THE INPUT:
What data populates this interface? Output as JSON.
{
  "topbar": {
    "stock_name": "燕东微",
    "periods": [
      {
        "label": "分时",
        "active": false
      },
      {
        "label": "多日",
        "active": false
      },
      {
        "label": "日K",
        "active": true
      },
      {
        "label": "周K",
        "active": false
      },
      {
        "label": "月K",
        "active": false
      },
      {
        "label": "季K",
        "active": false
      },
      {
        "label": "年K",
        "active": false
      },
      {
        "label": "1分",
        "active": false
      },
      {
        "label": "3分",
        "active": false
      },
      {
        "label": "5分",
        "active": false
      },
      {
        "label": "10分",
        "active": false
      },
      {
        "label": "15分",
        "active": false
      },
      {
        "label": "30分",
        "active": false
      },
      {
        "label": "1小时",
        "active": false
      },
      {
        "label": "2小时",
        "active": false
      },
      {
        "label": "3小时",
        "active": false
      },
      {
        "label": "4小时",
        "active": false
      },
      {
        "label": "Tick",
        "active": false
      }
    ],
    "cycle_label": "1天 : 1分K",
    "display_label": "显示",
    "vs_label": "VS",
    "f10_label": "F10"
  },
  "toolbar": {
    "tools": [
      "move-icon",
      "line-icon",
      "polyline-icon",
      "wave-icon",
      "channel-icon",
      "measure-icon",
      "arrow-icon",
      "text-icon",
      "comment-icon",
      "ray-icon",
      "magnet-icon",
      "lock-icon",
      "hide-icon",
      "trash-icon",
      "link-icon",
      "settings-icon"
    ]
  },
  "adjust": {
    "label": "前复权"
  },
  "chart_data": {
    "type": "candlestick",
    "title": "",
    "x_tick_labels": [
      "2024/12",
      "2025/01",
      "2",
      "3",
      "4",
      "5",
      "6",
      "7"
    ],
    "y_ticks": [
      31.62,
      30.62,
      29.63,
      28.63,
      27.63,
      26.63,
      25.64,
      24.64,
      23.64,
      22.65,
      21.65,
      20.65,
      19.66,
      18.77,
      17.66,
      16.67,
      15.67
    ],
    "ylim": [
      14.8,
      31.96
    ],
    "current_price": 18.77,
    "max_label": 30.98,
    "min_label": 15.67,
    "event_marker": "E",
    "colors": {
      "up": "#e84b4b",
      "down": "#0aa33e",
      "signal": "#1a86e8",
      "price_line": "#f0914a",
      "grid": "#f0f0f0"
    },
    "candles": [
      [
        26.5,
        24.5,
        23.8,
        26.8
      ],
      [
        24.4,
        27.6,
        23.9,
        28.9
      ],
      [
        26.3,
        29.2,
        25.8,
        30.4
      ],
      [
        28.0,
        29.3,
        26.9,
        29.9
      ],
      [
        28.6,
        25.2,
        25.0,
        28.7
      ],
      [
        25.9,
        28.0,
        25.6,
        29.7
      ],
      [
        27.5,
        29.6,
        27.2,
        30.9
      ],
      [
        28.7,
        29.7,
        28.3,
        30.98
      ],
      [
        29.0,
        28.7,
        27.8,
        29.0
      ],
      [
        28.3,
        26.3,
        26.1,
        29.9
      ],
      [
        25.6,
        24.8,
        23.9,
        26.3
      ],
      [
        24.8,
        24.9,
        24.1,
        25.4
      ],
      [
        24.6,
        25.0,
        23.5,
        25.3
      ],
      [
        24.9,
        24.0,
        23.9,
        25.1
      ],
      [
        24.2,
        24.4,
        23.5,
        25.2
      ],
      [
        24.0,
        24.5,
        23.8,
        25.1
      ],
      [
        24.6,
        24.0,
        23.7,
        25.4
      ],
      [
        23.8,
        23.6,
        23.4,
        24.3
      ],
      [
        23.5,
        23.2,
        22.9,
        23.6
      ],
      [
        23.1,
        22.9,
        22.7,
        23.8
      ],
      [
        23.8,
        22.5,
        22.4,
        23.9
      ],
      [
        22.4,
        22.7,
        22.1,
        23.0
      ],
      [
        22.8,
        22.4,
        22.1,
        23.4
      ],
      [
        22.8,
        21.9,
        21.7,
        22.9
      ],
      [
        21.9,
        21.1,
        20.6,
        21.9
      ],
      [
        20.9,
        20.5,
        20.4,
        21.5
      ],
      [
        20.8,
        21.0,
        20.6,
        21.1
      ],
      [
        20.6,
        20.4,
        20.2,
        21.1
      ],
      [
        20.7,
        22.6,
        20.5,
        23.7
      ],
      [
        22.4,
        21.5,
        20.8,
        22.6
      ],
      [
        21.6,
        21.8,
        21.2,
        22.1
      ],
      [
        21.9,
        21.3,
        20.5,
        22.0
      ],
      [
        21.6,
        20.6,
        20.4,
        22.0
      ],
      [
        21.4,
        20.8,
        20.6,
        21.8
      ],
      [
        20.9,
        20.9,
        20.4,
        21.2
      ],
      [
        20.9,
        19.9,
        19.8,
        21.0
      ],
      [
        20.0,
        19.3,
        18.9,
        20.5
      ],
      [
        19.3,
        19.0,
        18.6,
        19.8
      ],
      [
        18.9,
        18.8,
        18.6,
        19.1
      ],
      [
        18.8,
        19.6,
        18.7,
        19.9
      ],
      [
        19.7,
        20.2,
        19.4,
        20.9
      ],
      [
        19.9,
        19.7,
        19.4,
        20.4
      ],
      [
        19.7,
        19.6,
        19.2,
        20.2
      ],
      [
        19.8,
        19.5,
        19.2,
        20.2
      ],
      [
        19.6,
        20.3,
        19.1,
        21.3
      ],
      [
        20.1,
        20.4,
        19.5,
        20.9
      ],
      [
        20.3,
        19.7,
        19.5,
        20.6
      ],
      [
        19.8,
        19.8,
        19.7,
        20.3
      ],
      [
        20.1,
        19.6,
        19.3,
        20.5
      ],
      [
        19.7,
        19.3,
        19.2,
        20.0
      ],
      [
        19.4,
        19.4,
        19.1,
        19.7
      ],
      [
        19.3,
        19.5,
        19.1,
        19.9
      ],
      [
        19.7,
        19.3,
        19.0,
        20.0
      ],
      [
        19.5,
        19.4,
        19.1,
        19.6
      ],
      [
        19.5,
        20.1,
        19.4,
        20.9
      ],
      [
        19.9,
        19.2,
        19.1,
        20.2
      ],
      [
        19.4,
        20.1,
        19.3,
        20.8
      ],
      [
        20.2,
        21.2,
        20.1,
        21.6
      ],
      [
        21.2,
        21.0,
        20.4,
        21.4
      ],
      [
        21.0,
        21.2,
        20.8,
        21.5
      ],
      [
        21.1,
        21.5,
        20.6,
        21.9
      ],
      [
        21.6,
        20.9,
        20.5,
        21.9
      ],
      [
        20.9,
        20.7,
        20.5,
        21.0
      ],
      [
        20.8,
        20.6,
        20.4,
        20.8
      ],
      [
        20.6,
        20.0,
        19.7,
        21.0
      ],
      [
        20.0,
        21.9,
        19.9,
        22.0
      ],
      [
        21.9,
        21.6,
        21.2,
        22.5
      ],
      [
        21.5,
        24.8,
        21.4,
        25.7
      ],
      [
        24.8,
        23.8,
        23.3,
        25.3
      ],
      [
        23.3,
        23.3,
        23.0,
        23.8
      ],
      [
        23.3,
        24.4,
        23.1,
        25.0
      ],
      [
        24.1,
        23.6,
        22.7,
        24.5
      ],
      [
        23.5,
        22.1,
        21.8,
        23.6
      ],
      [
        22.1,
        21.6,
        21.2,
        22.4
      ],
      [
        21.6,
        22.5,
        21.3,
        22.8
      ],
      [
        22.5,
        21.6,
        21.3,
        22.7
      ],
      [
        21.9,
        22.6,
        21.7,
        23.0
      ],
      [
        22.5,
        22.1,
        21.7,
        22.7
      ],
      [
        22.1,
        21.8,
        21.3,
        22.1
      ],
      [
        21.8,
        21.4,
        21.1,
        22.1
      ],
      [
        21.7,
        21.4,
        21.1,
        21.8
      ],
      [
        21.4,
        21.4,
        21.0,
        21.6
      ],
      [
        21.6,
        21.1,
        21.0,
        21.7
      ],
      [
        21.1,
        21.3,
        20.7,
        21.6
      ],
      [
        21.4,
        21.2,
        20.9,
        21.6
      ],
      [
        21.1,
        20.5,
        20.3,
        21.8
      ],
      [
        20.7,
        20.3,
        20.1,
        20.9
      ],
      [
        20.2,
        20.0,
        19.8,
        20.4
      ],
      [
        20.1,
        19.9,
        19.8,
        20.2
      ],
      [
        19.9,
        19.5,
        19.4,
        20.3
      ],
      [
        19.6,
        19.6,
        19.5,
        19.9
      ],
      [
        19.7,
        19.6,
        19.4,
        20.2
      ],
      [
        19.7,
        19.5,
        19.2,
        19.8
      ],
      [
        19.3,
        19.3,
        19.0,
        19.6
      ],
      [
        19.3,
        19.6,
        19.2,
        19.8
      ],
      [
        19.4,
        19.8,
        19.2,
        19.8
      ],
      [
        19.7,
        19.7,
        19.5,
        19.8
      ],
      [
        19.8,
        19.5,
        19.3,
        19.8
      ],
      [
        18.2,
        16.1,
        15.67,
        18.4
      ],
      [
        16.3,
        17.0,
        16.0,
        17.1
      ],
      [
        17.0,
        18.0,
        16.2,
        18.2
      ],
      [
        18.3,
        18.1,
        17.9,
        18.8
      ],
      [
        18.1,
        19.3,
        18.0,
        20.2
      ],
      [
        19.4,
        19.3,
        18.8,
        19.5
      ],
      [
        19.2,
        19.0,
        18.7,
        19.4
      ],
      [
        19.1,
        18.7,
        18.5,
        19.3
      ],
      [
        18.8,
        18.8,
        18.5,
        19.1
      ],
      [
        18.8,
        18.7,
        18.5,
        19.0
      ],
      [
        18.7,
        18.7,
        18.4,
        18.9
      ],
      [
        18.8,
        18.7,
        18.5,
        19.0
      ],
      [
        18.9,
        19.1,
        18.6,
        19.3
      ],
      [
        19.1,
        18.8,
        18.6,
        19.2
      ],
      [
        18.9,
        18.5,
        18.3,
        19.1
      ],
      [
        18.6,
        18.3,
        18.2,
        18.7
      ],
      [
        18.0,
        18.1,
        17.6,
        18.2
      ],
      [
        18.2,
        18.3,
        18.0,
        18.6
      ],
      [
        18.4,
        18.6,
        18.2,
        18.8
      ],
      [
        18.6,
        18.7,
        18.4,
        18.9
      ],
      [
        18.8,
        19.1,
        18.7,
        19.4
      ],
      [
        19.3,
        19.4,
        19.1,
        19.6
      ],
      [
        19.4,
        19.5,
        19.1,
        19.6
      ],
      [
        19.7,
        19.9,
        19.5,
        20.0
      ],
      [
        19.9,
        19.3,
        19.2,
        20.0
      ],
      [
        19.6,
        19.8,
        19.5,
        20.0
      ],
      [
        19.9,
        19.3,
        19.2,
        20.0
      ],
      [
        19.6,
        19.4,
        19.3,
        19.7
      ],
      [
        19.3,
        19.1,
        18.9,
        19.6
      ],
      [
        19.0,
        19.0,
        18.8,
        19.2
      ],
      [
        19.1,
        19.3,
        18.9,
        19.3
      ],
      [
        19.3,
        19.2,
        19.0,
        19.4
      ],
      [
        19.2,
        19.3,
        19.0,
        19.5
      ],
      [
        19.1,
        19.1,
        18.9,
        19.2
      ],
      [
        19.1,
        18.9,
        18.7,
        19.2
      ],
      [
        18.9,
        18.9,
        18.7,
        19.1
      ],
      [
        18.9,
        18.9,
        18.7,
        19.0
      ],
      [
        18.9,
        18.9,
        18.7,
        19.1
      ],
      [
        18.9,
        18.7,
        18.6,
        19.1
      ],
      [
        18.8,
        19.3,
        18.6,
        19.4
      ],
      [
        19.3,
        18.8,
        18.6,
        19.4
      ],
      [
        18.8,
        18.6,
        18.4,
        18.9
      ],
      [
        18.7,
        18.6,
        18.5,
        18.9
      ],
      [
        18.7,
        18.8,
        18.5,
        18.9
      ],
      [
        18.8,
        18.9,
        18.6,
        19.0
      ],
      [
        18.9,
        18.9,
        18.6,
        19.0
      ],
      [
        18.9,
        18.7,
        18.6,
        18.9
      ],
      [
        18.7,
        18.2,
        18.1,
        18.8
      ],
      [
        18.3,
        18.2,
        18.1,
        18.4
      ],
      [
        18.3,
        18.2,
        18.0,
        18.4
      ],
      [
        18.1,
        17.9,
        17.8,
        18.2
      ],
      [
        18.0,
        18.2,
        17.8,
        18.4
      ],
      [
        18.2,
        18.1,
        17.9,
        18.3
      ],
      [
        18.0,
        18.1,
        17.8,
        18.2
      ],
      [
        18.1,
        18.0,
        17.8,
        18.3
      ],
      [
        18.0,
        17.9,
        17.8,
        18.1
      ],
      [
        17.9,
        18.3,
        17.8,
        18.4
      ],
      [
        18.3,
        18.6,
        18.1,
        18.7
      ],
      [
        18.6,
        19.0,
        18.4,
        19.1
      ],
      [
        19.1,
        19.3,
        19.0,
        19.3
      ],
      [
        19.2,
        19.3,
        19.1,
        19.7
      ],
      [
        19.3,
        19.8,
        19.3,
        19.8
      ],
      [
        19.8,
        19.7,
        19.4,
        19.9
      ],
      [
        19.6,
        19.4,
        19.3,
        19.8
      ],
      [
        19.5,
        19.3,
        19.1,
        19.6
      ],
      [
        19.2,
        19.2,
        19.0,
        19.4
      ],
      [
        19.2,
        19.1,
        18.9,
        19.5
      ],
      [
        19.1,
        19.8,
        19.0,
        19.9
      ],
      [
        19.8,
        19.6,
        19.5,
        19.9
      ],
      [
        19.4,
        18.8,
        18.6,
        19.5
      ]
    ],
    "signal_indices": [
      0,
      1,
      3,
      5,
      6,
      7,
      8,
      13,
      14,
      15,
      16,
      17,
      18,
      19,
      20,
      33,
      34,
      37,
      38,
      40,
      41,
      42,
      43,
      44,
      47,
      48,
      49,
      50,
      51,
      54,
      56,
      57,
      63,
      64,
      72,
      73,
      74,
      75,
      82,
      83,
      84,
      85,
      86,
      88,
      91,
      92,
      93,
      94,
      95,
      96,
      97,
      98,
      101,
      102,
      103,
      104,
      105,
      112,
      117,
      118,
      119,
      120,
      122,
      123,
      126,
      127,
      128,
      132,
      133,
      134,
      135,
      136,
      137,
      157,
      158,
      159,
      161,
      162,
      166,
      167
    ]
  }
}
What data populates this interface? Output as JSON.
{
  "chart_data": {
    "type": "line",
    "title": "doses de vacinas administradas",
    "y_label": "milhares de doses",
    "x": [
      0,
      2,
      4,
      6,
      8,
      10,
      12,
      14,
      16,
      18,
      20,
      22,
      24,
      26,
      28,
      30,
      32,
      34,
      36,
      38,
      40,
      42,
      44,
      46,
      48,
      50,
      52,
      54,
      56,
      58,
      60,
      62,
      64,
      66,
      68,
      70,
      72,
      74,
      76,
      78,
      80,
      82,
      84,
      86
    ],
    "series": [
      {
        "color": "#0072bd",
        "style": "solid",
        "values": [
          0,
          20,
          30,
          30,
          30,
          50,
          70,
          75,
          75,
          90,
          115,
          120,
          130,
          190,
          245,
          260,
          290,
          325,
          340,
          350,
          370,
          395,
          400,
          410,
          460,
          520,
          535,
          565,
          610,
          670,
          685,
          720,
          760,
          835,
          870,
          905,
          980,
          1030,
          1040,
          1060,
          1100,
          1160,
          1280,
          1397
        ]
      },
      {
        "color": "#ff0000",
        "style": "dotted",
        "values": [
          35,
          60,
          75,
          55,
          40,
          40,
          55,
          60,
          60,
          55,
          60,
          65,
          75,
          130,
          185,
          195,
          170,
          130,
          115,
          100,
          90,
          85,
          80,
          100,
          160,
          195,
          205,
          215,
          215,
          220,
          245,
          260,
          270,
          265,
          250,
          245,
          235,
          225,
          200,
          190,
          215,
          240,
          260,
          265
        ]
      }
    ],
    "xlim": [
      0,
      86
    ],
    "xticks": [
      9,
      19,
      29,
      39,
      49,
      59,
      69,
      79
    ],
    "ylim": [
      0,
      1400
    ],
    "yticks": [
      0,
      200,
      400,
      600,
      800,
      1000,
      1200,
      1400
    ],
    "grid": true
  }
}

SHORT TASK:
Extract from the data every line where "title" shows up.

RESULT OF THIS EXERCISE:
    "title": "",
    "title": "doses de vacinas administradas",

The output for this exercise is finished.